----- Information shown
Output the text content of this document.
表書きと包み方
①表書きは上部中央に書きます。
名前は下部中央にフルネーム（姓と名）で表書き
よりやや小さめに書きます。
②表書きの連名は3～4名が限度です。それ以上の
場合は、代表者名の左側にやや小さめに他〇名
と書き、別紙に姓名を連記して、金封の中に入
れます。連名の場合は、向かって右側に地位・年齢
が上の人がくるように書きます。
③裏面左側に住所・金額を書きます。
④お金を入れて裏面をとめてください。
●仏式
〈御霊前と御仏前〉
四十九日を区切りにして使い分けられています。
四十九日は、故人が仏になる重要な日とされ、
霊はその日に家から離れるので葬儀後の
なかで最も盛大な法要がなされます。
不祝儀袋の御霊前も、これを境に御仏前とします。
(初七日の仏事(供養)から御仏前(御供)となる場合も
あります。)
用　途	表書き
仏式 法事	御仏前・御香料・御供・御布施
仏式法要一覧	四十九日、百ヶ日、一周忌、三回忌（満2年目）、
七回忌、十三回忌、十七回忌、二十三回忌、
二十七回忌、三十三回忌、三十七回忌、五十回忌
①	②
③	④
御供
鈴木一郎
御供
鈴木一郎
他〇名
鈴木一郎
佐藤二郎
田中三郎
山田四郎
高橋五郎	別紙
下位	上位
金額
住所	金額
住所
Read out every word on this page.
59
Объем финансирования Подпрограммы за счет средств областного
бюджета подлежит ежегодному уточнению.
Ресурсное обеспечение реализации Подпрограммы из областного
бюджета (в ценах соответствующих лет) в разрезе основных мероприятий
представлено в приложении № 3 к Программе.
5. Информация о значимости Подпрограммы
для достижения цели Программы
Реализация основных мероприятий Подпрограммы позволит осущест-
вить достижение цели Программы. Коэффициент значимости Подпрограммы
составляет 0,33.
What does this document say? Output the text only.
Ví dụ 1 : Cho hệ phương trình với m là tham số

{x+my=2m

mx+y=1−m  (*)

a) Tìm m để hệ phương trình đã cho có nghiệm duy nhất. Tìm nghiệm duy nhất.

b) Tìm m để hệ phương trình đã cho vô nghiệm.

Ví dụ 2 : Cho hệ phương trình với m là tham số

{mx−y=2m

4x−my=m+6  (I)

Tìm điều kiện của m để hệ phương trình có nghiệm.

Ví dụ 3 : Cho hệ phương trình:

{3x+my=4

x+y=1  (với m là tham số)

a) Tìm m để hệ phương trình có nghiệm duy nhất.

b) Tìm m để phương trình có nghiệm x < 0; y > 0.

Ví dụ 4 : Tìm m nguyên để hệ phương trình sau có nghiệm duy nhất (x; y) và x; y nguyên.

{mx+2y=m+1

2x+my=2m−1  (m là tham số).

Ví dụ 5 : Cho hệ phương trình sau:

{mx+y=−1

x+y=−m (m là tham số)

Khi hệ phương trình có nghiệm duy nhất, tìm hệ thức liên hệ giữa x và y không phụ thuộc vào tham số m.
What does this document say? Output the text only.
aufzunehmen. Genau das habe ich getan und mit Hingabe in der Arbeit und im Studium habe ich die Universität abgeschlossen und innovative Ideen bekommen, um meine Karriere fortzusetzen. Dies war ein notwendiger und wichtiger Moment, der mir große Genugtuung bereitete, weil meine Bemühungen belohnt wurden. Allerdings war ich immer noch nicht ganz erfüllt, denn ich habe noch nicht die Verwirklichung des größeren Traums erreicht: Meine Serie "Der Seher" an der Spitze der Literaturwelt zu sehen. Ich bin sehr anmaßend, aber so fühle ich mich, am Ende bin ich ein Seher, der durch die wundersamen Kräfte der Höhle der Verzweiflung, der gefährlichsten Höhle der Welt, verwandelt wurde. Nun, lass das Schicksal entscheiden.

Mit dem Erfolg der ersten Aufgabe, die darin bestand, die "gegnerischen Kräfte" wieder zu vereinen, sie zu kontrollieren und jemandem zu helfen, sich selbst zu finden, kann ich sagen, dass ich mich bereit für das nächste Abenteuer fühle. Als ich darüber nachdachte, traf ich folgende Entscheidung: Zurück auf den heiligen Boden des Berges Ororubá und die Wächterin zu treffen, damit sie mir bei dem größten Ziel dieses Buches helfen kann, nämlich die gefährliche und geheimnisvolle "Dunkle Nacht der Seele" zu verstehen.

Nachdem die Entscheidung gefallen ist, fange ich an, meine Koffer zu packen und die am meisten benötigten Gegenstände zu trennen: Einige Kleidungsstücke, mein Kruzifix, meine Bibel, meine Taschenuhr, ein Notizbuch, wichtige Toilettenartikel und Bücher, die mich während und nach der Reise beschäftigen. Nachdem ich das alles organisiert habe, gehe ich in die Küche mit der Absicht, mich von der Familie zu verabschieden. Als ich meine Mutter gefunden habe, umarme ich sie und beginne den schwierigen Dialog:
----------
Set exercise — Search the data for the string "бюджета". List each line that has it.

Completed task —
бюджета подлежит ежегодному уточнению.
бюджета (в ценах соответствующих лет) в разрезе основных мероприятий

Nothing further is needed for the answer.